In the first semester the focus is on writing about a variety of texts. The emphasis will be on
developing a critical vocabulary to articulate your responses to poems from the renaissance to the
present day, short stories from the nineteenth and twentieth centuries, a novel, The Great Gatsby and
a play, Macbeth. The assessment in the first semester is geared around testing your ability to write
short, precise analyses of these texts utilising the technical vocabulary that will be a platform for all
your future study of English literature.
The second semester encourages you to engage with critical, theoretical and contextual responses to
literary texts, that is, to read about writing. This semester is organised into the following categories:
History, Authorship, Language and Power. As you engage with these categories you will be asked to
read texts selected from the medieval period to the present, but the emphasis will fall equally on
primary and secondary reading. The assessment in the second semester is based on developing your
research skills and working towards writing an academic essay. At the end of this module you should
possess the fundamental skills that will underlie your English degree.

▶ [Activity]:
Rewrite the module description, starting at the words "The second semester encourages" and stopping after "your English degree.", with "semester" changed to "term" each time it occurs.

▶ [Raw data]:

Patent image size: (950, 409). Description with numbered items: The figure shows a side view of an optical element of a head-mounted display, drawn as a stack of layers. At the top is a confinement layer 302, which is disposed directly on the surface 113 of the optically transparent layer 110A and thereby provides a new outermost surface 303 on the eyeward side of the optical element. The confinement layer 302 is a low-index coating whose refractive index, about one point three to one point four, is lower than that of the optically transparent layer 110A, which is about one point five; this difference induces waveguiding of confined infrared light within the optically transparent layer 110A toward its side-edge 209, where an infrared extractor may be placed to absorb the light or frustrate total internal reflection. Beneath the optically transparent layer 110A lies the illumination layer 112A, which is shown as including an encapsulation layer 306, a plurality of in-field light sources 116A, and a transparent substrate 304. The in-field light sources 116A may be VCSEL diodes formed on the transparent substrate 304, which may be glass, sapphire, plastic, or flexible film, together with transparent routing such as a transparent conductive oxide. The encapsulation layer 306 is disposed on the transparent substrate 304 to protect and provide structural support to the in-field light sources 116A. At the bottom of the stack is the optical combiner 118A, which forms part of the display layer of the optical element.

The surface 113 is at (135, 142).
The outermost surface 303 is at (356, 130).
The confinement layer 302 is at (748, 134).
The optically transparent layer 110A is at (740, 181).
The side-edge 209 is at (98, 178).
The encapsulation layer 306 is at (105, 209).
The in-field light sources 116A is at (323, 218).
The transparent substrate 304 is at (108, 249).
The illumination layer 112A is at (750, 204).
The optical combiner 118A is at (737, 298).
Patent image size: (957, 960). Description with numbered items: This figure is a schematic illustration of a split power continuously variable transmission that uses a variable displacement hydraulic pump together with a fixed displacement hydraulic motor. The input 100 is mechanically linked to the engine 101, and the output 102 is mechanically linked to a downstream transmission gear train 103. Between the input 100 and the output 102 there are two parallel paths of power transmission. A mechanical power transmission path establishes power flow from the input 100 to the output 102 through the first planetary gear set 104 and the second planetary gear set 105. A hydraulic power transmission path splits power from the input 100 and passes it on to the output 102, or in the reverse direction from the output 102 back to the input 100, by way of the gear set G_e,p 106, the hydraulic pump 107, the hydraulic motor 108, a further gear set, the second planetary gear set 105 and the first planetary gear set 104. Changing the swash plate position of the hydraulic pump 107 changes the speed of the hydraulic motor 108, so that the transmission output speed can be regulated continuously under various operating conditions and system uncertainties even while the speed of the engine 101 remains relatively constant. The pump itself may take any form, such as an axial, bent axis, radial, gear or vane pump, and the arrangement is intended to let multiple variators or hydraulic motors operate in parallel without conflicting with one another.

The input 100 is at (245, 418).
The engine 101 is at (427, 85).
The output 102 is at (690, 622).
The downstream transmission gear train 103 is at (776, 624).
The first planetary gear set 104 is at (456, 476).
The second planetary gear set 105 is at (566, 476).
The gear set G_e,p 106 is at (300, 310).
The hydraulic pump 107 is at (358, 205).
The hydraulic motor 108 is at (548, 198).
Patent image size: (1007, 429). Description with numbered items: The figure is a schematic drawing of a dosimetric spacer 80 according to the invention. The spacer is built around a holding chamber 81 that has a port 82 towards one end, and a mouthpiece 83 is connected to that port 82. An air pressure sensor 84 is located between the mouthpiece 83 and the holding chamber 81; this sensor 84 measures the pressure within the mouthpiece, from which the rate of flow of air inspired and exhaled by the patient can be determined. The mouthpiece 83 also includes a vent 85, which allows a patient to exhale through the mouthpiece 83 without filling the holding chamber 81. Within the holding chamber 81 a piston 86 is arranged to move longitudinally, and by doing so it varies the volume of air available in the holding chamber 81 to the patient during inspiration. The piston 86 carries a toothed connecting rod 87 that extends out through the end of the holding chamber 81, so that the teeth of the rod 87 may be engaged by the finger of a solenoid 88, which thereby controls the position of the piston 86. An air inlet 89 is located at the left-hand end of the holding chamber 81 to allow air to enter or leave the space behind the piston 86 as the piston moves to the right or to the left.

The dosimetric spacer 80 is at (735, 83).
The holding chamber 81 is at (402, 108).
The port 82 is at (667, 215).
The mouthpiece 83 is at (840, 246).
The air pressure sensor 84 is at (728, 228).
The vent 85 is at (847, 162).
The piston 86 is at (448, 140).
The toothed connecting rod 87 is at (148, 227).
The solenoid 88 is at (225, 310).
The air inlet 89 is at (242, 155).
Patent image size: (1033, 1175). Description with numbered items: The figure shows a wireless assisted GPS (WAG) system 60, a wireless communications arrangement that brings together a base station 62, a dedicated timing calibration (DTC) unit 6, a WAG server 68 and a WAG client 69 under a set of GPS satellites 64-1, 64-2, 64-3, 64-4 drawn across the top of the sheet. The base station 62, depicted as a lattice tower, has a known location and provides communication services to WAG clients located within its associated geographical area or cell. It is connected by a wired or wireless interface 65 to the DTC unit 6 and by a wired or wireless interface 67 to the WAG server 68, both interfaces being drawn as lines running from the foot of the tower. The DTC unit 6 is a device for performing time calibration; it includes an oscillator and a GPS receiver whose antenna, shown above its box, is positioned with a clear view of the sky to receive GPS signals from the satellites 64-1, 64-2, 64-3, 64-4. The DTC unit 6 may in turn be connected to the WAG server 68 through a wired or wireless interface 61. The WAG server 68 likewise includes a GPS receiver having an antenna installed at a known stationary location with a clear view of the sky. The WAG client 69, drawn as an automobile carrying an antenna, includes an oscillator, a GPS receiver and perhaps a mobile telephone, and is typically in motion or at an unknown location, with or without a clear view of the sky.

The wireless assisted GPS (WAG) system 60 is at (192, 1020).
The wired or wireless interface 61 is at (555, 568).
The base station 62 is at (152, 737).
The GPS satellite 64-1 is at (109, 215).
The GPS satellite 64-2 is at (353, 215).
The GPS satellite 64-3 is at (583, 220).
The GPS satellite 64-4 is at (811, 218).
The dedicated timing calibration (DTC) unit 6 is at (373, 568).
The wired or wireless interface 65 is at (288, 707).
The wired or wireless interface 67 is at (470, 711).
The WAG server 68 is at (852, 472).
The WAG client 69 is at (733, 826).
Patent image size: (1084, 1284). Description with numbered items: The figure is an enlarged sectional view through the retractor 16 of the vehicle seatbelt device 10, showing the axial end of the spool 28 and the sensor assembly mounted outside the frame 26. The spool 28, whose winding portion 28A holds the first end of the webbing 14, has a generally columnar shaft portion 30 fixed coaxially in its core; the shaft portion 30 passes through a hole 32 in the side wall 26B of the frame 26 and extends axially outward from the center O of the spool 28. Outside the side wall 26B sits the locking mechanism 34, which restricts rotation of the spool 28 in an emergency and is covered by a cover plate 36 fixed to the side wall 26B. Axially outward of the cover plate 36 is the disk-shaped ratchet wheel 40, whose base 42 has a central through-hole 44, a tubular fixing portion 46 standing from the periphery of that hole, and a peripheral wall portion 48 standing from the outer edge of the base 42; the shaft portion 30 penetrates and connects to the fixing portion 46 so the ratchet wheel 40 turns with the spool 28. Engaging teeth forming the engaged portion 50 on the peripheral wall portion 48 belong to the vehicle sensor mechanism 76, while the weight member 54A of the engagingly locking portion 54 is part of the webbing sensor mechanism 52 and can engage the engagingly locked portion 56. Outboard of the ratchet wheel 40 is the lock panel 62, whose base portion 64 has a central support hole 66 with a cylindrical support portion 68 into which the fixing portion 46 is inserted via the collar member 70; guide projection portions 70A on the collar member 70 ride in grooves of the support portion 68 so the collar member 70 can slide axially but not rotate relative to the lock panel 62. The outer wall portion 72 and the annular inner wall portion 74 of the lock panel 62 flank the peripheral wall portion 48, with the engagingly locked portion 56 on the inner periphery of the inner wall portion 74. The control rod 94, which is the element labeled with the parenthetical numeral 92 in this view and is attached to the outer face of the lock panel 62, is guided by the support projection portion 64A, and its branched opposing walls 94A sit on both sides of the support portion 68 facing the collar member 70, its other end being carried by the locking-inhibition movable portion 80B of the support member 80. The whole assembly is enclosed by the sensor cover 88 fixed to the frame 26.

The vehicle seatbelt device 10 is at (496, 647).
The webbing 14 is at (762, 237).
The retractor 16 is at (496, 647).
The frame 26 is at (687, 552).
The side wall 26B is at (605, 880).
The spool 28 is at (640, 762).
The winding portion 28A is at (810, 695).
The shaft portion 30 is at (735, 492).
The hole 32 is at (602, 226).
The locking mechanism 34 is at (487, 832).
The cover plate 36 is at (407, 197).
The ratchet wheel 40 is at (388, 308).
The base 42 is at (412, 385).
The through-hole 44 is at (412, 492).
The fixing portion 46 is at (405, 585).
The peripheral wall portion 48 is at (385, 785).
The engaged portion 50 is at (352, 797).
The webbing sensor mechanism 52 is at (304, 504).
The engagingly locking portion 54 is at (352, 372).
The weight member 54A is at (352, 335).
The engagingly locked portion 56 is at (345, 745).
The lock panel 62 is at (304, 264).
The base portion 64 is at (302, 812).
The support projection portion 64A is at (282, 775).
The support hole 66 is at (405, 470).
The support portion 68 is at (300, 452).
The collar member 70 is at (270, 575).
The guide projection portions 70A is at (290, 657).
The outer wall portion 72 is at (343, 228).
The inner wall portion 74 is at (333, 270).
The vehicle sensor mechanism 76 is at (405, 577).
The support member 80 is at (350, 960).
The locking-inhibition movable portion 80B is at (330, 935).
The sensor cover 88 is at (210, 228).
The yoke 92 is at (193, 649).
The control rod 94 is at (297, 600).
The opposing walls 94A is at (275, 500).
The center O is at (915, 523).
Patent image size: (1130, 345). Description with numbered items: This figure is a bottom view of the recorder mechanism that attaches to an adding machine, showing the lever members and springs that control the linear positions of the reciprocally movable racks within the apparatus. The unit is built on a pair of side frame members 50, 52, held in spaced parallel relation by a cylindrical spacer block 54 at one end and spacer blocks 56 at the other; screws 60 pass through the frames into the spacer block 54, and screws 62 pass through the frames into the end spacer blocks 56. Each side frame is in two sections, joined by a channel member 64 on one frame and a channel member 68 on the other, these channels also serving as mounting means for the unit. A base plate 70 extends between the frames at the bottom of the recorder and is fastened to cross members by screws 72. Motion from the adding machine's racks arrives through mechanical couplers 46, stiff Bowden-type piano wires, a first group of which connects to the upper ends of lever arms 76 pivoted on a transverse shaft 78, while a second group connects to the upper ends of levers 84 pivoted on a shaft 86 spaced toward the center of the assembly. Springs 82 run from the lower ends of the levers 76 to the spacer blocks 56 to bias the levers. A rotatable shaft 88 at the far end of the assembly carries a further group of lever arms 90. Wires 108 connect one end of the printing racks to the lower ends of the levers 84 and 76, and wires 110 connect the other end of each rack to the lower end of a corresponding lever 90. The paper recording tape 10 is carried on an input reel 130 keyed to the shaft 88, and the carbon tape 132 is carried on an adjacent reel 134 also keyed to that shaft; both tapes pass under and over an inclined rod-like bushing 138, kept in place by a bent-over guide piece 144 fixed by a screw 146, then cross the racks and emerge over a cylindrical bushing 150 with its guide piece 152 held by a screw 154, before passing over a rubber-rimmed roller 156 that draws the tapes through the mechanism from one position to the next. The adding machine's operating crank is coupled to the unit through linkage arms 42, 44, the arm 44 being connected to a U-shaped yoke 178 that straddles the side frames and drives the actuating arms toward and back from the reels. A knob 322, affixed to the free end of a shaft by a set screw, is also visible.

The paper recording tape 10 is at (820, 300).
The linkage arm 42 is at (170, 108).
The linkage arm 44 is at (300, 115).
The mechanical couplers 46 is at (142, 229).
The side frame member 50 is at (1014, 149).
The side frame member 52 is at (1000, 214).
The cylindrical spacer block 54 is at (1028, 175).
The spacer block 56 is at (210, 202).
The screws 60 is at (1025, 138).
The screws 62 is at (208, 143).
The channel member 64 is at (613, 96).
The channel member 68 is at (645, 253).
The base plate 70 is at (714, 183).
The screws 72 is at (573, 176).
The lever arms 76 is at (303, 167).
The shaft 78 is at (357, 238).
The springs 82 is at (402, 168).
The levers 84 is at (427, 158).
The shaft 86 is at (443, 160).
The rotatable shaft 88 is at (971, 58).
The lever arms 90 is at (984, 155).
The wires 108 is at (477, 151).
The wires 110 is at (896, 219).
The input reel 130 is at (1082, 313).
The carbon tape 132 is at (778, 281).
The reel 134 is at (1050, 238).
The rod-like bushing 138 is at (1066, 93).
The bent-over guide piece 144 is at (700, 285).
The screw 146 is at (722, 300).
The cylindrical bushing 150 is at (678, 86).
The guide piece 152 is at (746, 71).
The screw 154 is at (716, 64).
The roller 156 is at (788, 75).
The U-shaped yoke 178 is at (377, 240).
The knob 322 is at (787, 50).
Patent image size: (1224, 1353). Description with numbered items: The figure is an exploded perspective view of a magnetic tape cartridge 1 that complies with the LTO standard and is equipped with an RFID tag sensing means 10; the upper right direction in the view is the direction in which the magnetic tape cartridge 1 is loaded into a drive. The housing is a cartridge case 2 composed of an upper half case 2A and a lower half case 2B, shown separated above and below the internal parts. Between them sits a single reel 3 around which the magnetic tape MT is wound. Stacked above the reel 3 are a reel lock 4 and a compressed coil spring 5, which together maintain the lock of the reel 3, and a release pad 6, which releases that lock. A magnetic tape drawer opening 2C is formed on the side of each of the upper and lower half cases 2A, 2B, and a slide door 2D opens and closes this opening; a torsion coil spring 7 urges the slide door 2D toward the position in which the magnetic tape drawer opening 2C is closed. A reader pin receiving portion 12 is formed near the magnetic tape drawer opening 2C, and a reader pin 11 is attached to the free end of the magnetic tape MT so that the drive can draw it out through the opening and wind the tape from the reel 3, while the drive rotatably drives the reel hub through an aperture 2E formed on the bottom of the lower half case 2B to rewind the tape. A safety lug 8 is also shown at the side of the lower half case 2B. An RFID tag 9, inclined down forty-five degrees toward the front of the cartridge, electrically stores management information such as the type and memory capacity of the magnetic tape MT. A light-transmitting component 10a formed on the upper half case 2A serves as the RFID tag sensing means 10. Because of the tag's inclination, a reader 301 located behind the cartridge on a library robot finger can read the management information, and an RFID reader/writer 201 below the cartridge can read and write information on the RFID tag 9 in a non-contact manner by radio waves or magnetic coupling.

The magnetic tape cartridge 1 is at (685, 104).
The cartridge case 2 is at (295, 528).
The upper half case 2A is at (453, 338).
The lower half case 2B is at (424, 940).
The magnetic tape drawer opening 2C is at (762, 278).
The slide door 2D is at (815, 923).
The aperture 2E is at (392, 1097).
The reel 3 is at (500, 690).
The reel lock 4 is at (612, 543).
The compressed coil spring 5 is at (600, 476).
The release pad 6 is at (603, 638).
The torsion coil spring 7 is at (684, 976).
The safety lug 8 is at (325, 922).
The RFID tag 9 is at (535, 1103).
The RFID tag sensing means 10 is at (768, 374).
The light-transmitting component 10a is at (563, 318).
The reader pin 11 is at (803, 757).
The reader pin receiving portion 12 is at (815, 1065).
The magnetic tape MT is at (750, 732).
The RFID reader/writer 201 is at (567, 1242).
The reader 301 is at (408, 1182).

▶ [Written response]:
The second term encourages you to engage with critical, theoretical and contextual responses to
literary texts, that is, to read about writing. This term is organised into the following categories:
History, Authorship, Language and Power. As you engage with these categories you will be asked to
read texts selected from the medieval period to the present, but the emphasis will fall equally on
primary and secondary reading. The assessment in the second term is based on developing your
research skills and working towards writing an academic essay. At the end of this module you should
possess the fundamental skills that will underlie your English degree.